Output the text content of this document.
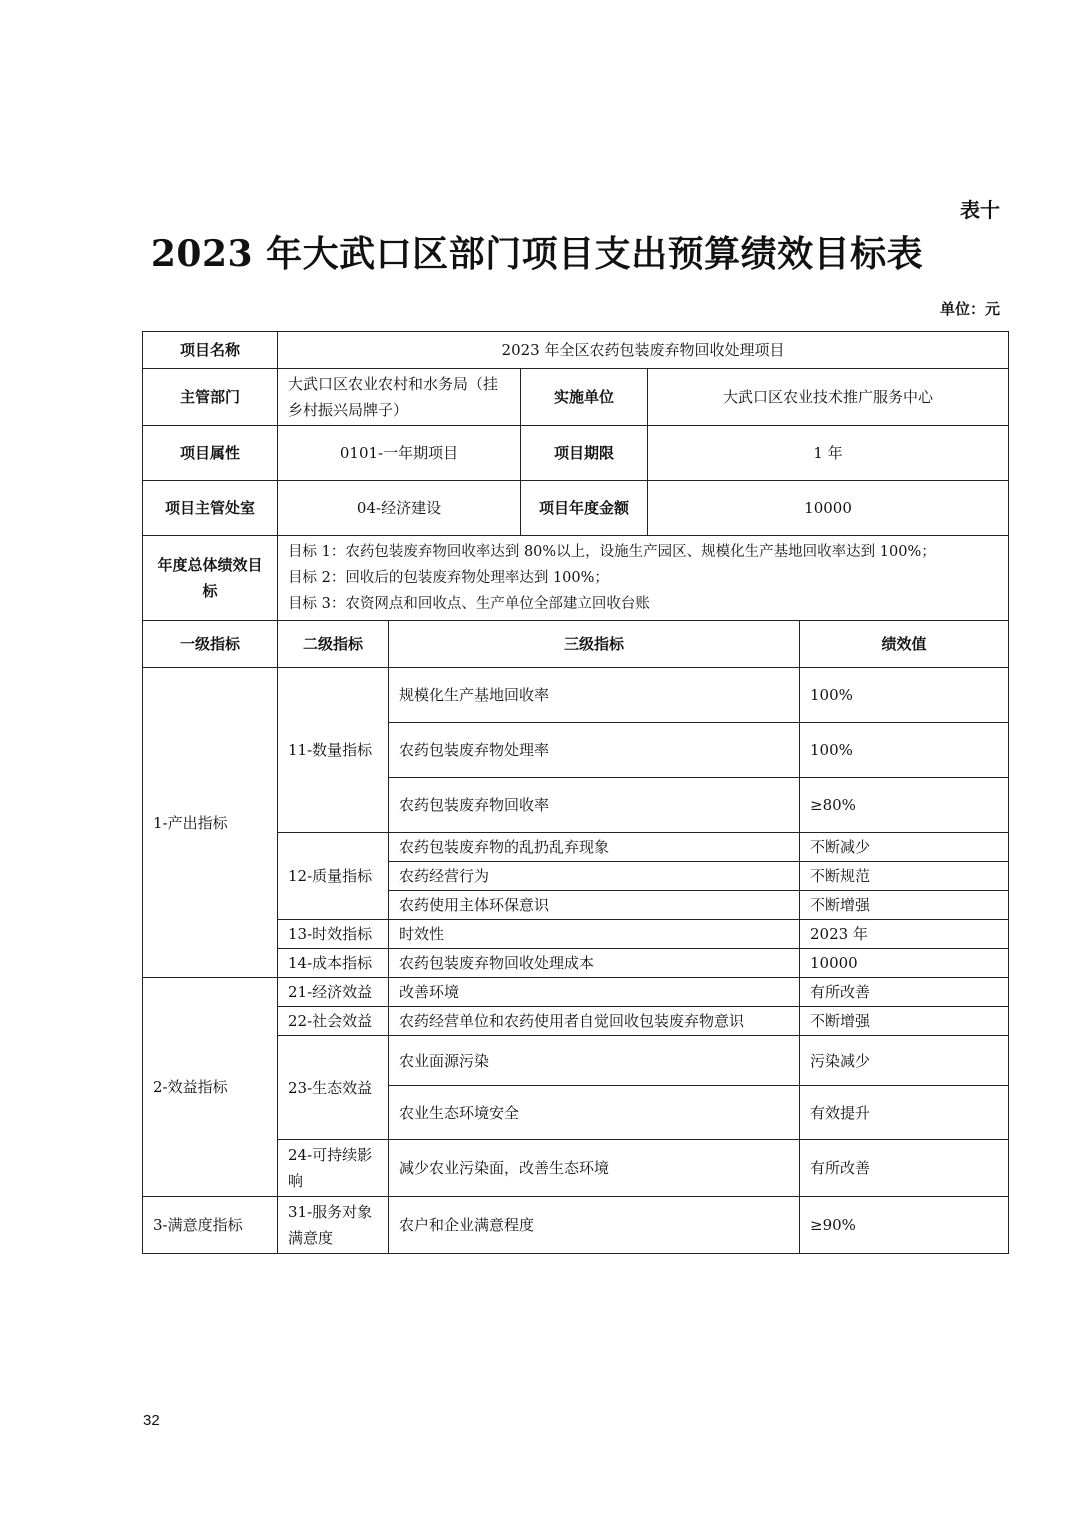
表十
2023 年大武口区部门项目支出预算绩效目标表
单位：元
项目名称	2023 年全区农药包装废弃物回收处理项目				
主管部门	大武口区农业农村和水务局（挂乡村振兴局牌子）		实施单位	大武口区农业技术推广服务中心	
项目属性	0101-一年期项目		项目期限	1 年	
项目主管处室	04-经济建设		项目年度金额	10000	
年度总体绩效目标	目标 1：农药包装废弃物回收率达到 80%以上，设施生产园区、规模化生产基地回收率达到 100%；
目标 2：回收后的包装废弃物处理率达到 100%；
目标 3：农资网点和回收点、生产单位全部建立回收台账				

一级指标	二级指标	三级指标			绩效值
1-产出指标	11-数量指标	规模化生产基地回收率			100%
		农药包装废弃物处理率			100%
		农药包装废弃物回收率			≥80%
	12-质量指标	农药包装废弃物的乱扔乱弃现象			不断减少
		农药经营行为			不断规范
		农药使用主体环保意识			不断增强
	13-时效指标	时效性			2023 年
	14-成本指标	农药包装废弃物回收处理成本			10000
2-效益指标	21-经济效益	改善环境			有所改善
	22-社会效益	农药经营单位和农药使用者自觉回收包装废弃物意识			不断增强
	23-生态效益	农业面源污染			污染减少
		农业生态环境安全			有效提升
	24-可持续影响	减少农业污染面，改善生态环境			有所改善
3-满意度指标	31-服务对象满意度	农户和企业满意程度			≥90%
32
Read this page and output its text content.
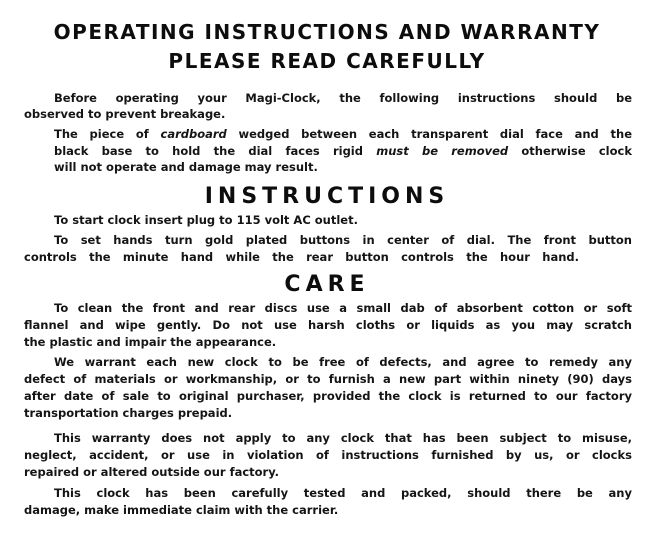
OPERATING INSTRUCTIONS AND WARRANTY
PLEASE READ CAREFULLY
Before operating your Magi-Clock, the following instructions should be
observed to prevent breakage.
The piece of cardboard wedged between each transparent dial face and the
black base to hold the dial faces rigid must be removed otherwise clock
will not operate and damage may result.
INSTRUCTIONS
To start clock insert plug to 115 volt AC outlet.
To set hands turn gold plated buttons in center of dial. The front button
controls the minute hand while the rear button controls the hour hand.
CARE
To clean the front and rear discs use a small dab of absorbent cotton or soft
flannel and wipe gently. Do not use harsh cloths or liquids as you may scratch
the plastic and impair the appearance.
We warrant each new clock to be free of defects, and agree to remedy any
defect of materials or workmanship, or to furnish a new part within ninety (90) days
after date of sale to original purchaser, provided the clock is returned to our factory
transportation charges prepaid.
This warranty does not apply to any clock that has been subject to misuse,
neglect, accident, or use in violation of instructions furnished by us, or clocks
repaired or altered outside our factory.
This clock has been carefully tested and packed, should there be any
damage, make immediate claim with the carrier.
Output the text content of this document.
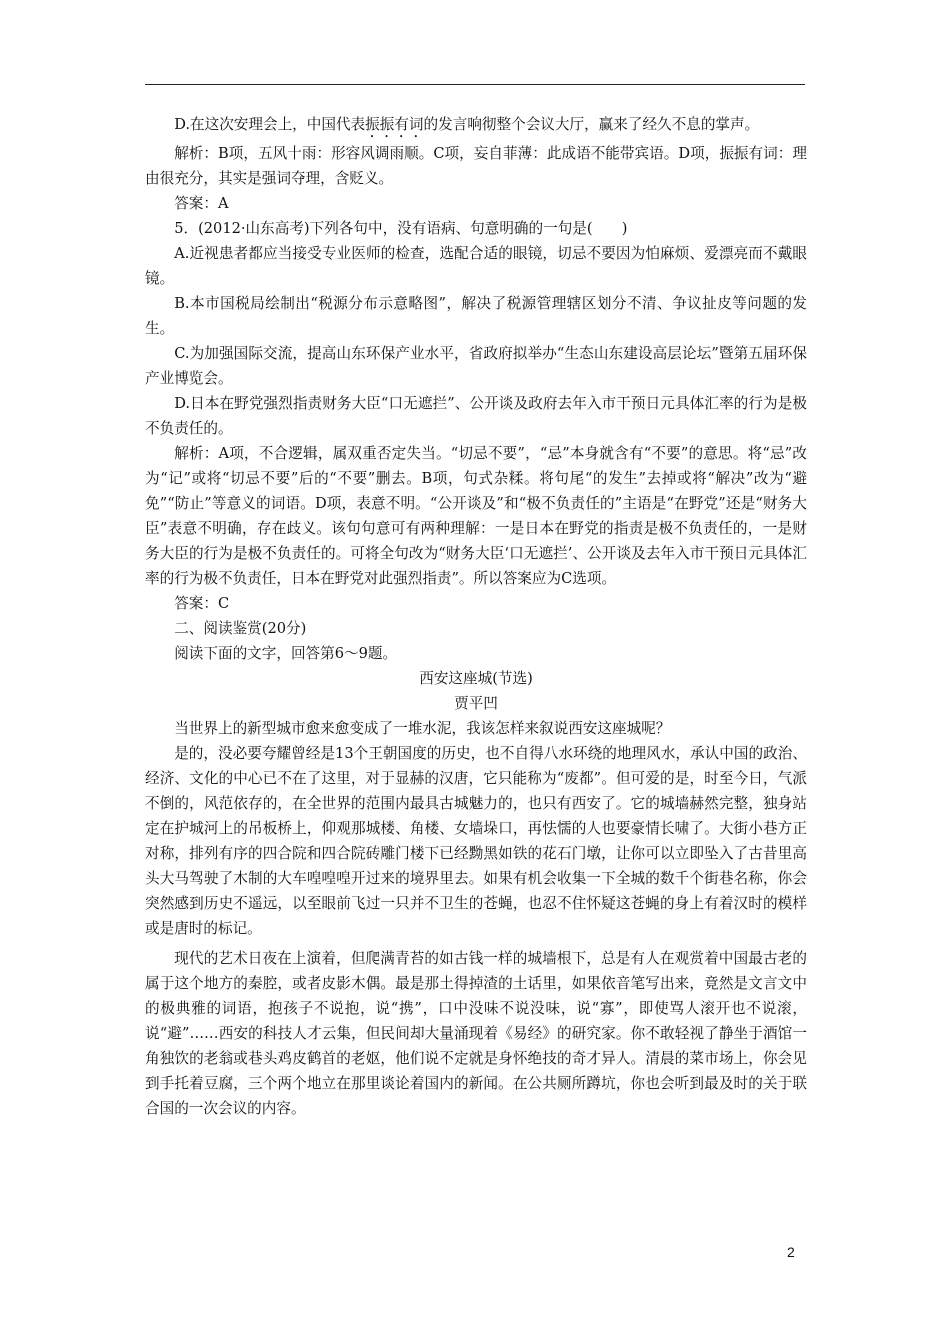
D.在这次安理会上，中国代表振振有词的发言响彻整个会议大厅，赢来了经久不息的掌声。

解析：B项，五风十雨：形容风调雨顺。C项，妄自菲薄：此成语不能带宾语。D项，振振有词：理由很充分，其实是强词夺理，含贬义。

答案：A

5．(2012·山东高考)下列各句中，没有语病、句意明确的一句是(　　)

A.近视患者都应当接受专业医师的检查，选配合适的眼镜，切忌不要因为怕麻烦、爱漂亮而不戴眼镜。

B.本市国税局绘制出“税源分布示意略图”，解决了税源管理辖区划分不清、争议扯皮等问题的发生。

C.为加强国际交流，提高山东环保产业水平，省政府拟举办“生态山东建设高层论坛”暨第五届环保产业博览会。

D.日本在野党强烈指责财务大臣“口无遮拦”、公开谈及政府去年入市干预日元具体汇率的行为是极不负责任的。

解析：A项，不合逻辑，属双重否定失当。“切忌不要”，“忌”本身就含有“不要”的意思。将“忌”改为“记”或将“切忌不要”后的“不要”删去。B项，句式杂糅。将句尾“的发生”去掉或将“解决”改为“避免”“防止”等意义的词语。D项，表意不明。“公开谈及”和“极不负责任的”主语是“在野党”还是“财务大臣”表意不明确，存在歧义。该句句意可有两种理解：一是日本在野党的指责是极不负责任的，一是财务大臣的行为是极不负责任的。可将全句改为“财务大臣‘口无遮拦’、公开谈及去年入市干预日元具体汇率的行为极不负责任，日本在野党对此强烈指责”。所以答案应为C选项。

答案：C

二、阅读鉴赏(20分)

阅读下面的文字，回答第6～9题。

西安这座城(节选)

贾平凹

当世界上的新型城市愈来愈变成了一堆水泥，我该怎样来叙说西安这座城呢？

是的，没必要夸耀曾经是13个王朝国度的历史，也不自得八水环绕的地理风水，承认中国的政治、经济、文化的中心已不在了这里，对于显赫的汉唐，它只能称为“废都”。但可爱的是，时至今日，气派不倒的，风范依存的，在全世界的范围内最具古城魅力的，也只有西安了。它的城墙赫然完整，独身站定在护城河上的吊板桥上，仰观那城楼、角楼、女墙垛口，再怯懦的人也要豪情长啸了。大街小巷方正对称，排列有序的四合院和四合院砖雕门楼下已经黝黑如铁的花石门墩，让你可以立即坠入了古昔里高头大马驾驶了木制的大车喤喤喤开过来的境界里去。如果有机会收集一下全城的数千个街巷名称，你会突然感到历史不遥远，以至眼前飞过一只并不卫生的苍蝇，也忍不住怀疑这苍蝇的身上有着汉时的模样或是唐时的标记。

现代的艺术日夜在上演着，但爬满青苔的如古钱一样的城墙根下，总是有人在观赏着中国最古老的属于这个地方的秦腔，或者皮影木偶。最是那土得掉渣的土话里，如果依音笔写出来，竟然是文言文中的极典雅的词语，抱孩子不说抱，说“携”，口中没味不说没味，说“寡”，即使骂人滚开也不说滚，说“避”……西安的科技人才云集，但民间却大量涌现着《易经》的研究家。你不敢轻视了静坐于酒馆一角独饮的老翁或巷头鸡皮鹤首的老妪，他们说不定就是身怀绝技的奇才异人。清晨的菜市场上，你会见到手托着豆腐，三个两个地立在那里谈论着国内的新闻。在公共厕所蹲坑，你也会听到最及时的关于联合国的一次会议的内容。

2
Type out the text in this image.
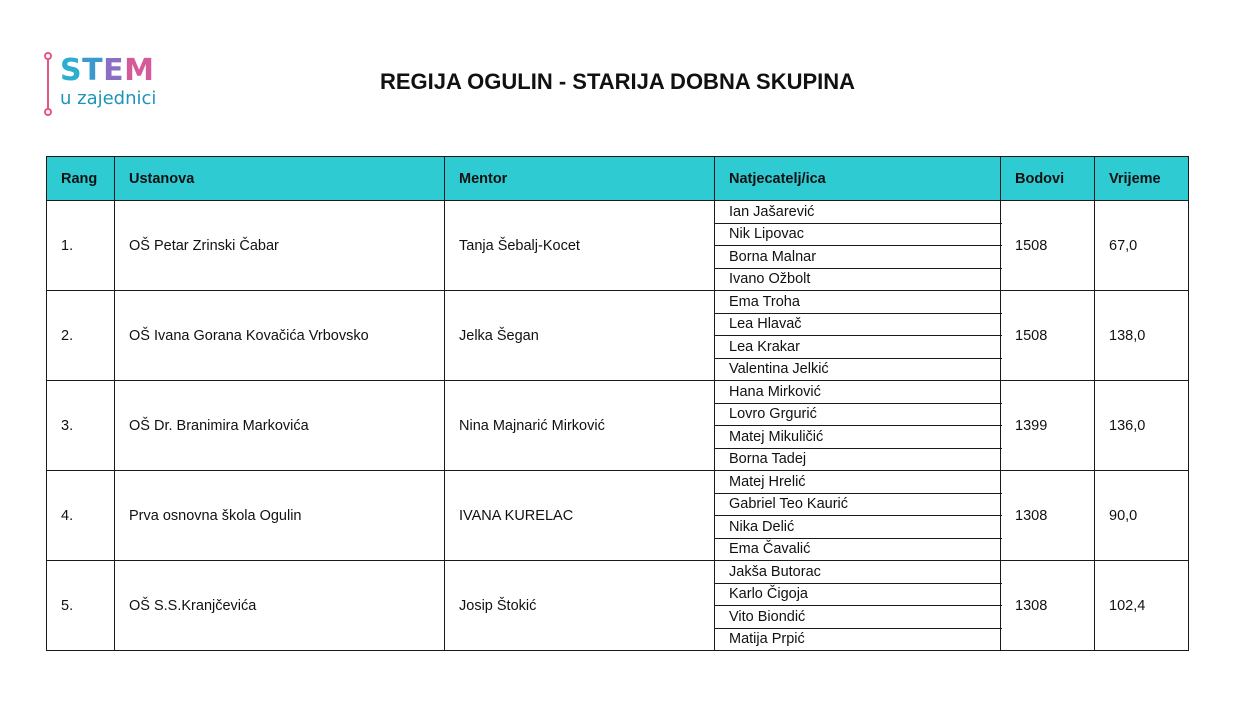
STEM
u zajednici
REGIJA OGULIN - STARIJA DOBNA SKUPINA
Rang	Ustanova	Mentor	Natjecatelj/ica	Bodovi	Vrijeme
1.	OŠ Petar Zrinski Čabar	Tanja Šebalj-Kocet	Ian Jašarević
Nik Lipovac
Borna Malnar
Ivano Ožbolt	1508	67,0
2.	OŠ Ivana Gorana Kovačića Vrbovsko	Jelka Šegan	Ema Troha
Lea Hlavač
Lea Krakar
Valentina Jelkić	1508	138,0
3.	OŠ Dr. Branimira Markovića	Nina Majnarić Mirković	Hana Mirković
Lovro Grgurić
Matej Mikuličić
Borna Tadej	1399	136,0
4.	Prva osnovna škola Ogulin	IVANA KURELAC	Matej Hrelić
Gabriel Teo Kaurić
Nika Delić
Ema Čavalić	1308	90,0
5.	OŠ S.S.Kranjčevića	Josip Štokić	Jakša Butorac
Karlo Čigoja
Vito Biondić
Matija Prpić	1308	102,4
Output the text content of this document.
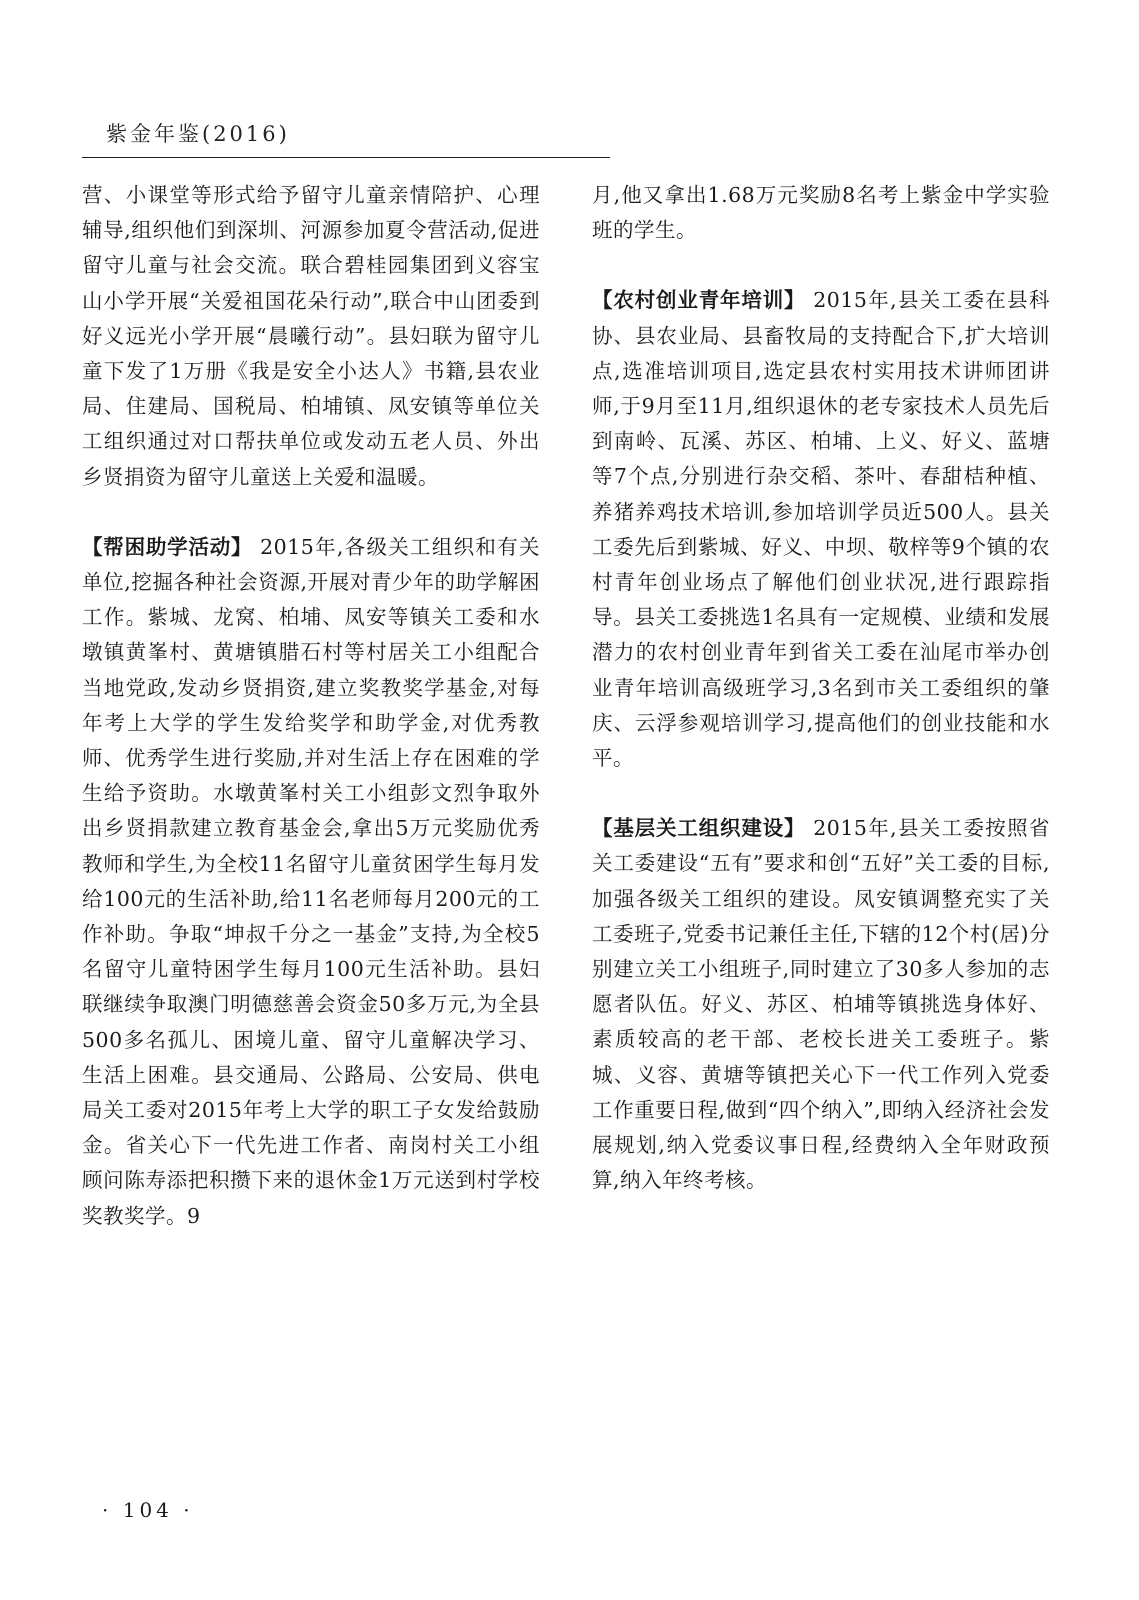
紫金年鉴(2016)

营、小课堂等形式给予留守儿童亲情陪护、心理辅导,组织他们到深圳、河源参加夏令营活动,促进留守儿童与社会交流。联合碧桂园集团到义容宝山小学开展“关爱祖国花朵行动”,联合中山团委到好义远光小学开展“晨曦行动”。县妇联为留守儿童下发了1万册《我是安全小达人》书籍,县农业局、住建局、国税局、柏埔镇、凤安镇等单位关工组织通过对口帮扶单位或发动五老人员、外出乡贤捐资为留守儿童送上关爱和温暖。

【帮困助学活动】 2015年,各级关工组织和有关单位,挖掘各种社会资源,开展对青少年的助学解困工作。紫城、龙窝、柏埔、凤安等镇关工委和水墩镇黄峯村、黄塘镇腊石村等村居关工小组配合当地党政,发动乡贤捐资,建立奖教奖学基金,对每年考上大学的学生发给奖学和助学金,对优秀教师、优秀学生进行奖励,并对生活上存在困难的学生给予资助。水墩黄峯村关工小组彭文烈争取外出乡贤捐款建立教育基金会,拿出5万元奖励优秀教师和学生,为全校11名留守儿童贫困学生每月发给100元的生活补助,给11名老师每月200元的工作补助。争取“坤叔千分之一基金”支持,为全校5名留守儿童特困学生每月100元生活补助。县妇联继续争取澳门明德慈善会资金50多万元,为全县500多名孤儿、困境儿童、留守儿童解决学习、生活上困难。县交通局、公路局、公安局、供电局关工委对2015年考上大学的职工子女发给鼓励金。省关心下一代先进工作者、南岗村关工小组顾问陈寿添把积攒下来的退休金1万元送到村学校奖教奖学。9

月,他又拿出1.68万元奖励8名考上紫金中学实验班的学生。

【农村创业青年培训】 2015年,县关工委在县科协、县农业局、县畜牧局的支持配合下,扩大培训点,选准培训项目,选定县农村实用技术讲师团讲师,于9月至11月,组织退休的老专家技术人员先后到南岭、瓦溪、苏区、柏埔、上义、好义、蓝塘等7个点,分别进行杂交稻、茶叶、春甜桔种植、养猪养鸡技术培训,参加培训学员近500人。县关工委先后到紫城、好义、中坝、敬梓等9个镇的农村青年创业场点了解他们创业状况,进行跟踪指导。县关工委挑选1名具有一定规模、业绩和发展潜力的农村创业青年到省关工委在汕尾市举办创业青年培训高级班学习,3名到市关工委组织的肇庆、云浮参观培训学习,提高他们的创业技能和水平。

【基层关工组织建设】 2015年,县关工委按照省关工委建设“五有”要求和创“五好”关工委的目标,加强各级关工组织的建设。凤安镇调整充实了关工委班子,党委书记兼任主任,下辖的12个村(居)分别建立关工小组班子,同时建立了30多人参加的志愿者队伍。好义、苏区、柏埔等镇挑选身体好、素质较高的老干部、老校长进关工委班子。紫城、义容、黄塘等镇把关心下一代工作列入党委工作重要日程,做到“四个纳入”,即纳入经济社会发展规划,纳入党委议事日程,经费纳入全年财政预算,纳入年终考核。

· 104 ·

━━━━━━━━━━━━━━━━━━━━━━━━━━━━━━

**THE TASK**: Show every line from the listing above in which the string "each" appears.

**THE ANSWER**:
The piece of cardboard wedged between each transparent dial face and the
We warrant each new clock to be free of defects, and agree to remedy any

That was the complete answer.